Pas de géopolitique sans anthropologie. - Par Jean-Baptiste Noé

Quand, en géopolitique, des plans bien bâtis et bien conçus échouent, c’est qu’ils ont souvent omis la dimension anthropologique du sujet traité. 

Attaquer une ville est peu ou prou la même chose, quelle que soit la ville. En revanche, attaquer une ville ukrainienne n’est pas similaire au fait d’attaquer une ville syrienne. Dans le domaine du sport, il parait évident que l’on doit prendre en considération le style et le jeu de l’équipe adverse. France, Écosse ou Pays-de-Galles ont bien les mêmes caractéristiques : des équipes de 15 joueurs qui occupent exactement les mêmes postes. Mais ces 15 joueurs appliquent des schémas de jeu différents, avec un esprit du jeu différent. Pour gagner, il est indispensable de prendre en considération cet esprit du jeu. Chose qui n’est quasiment jamais faite en stratégie. La guerre en Irak, en Ukraine, en Lybie, en Somalie, semble être pour les stratèges une même guerre, où ne changeraient que les mises à jour des armes. Nulle idée bien souvent qu’un Irakien puisse se battre différemment d’un Ukrainien, avec des motifs politiques autres.

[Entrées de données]
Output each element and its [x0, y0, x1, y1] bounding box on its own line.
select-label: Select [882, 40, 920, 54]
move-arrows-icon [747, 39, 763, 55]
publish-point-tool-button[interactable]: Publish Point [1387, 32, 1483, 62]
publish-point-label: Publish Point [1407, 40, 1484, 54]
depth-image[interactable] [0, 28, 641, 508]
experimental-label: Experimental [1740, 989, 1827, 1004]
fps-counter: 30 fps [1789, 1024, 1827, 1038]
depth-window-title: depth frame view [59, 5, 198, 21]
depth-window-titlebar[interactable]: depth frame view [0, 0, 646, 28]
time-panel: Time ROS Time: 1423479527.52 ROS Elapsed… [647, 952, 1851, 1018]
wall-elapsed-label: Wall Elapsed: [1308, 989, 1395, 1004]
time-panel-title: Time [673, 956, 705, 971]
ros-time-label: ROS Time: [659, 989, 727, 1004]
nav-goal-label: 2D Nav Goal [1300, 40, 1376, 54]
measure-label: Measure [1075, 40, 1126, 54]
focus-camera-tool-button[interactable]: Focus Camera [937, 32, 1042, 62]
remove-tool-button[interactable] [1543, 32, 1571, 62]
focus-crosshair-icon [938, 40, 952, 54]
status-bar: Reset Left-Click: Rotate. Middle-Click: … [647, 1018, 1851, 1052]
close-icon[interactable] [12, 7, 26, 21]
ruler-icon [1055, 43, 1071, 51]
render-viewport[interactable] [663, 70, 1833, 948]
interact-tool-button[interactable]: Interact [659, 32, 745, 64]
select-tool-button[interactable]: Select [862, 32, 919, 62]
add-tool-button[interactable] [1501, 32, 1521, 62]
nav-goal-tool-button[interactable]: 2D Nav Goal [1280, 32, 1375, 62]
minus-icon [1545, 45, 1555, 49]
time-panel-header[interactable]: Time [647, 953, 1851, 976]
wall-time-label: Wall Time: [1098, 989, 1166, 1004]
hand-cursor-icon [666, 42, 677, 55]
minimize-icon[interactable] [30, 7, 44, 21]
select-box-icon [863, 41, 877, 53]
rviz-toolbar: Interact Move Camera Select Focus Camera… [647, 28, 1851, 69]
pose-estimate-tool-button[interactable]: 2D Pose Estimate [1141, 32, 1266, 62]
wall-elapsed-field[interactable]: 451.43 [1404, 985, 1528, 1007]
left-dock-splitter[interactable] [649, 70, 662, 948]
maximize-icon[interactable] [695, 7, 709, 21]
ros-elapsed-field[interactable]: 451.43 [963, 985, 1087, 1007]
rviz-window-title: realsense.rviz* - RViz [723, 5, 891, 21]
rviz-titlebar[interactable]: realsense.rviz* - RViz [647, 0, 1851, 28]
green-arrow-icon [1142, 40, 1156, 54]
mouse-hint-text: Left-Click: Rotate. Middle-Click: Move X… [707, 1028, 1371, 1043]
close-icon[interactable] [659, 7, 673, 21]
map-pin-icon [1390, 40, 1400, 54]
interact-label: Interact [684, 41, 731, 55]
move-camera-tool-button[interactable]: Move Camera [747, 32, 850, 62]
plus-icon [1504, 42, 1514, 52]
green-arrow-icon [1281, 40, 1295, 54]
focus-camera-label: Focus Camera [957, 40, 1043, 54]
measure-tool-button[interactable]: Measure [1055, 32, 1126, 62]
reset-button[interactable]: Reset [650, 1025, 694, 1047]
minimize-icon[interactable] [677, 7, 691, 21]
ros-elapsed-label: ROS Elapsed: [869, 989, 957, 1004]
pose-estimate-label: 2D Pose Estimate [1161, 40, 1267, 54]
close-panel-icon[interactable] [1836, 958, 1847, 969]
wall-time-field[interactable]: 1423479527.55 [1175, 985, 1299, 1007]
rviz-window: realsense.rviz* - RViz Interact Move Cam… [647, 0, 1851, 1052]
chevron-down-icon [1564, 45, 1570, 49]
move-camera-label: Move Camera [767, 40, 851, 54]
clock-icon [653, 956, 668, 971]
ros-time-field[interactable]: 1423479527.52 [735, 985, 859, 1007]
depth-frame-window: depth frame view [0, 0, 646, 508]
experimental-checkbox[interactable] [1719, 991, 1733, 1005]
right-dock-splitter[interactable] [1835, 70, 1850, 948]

§ Sur cette tâche: Pourriez-vous recopier mot pour mot l'intégralité du texte sur la géopolitique et l'anthropologie ? Le matériel fourni ne sert à rien ici.

§ Réponse proposée:
Pas de géopolitique sans anthropologie. - Par Jean-Baptiste Noé

Quand, en géopolitique, des plans bien bâtis et bien conçus échouent, c’est qu’ils ont souvent omis la dimension anthropologique du sujet traité. 

Attaquer une ville est peu ou prou la même chose, quelle que soit la ville. En revanche, attaquer une ville ukrainienne n’est pas similaire au fait d’attaquer une ville syrienne. Dans le domaine du sport, il parait évident que l’on doit prendre en considération le style et le jeu de l’équipe adverse. France, Écosse ou Pays-de-Galles ont bien les mêmes caractéristiques : des équipes de 15 joueurs qui occupent exactement les mêmes postes. Mais ces 15 joueurs appliquent des schémas de jeu différents, avec un esprit du jeu différent. Pour gagner, il est indispensable de prendre en considération cet esprit du jeu. Chose qui n’est quasiment jamais faite en stratégie. La guerre en Irak, en Ukraine, en Lybie, en Somalie, semble être pour les stratèges une même guerre, où ne changeraient que les mises à jour des armes. Nulle idée bien souvent qu’un Irakien puisse se battre différemment d’un Ukrainien, avec des motifs politiques autres.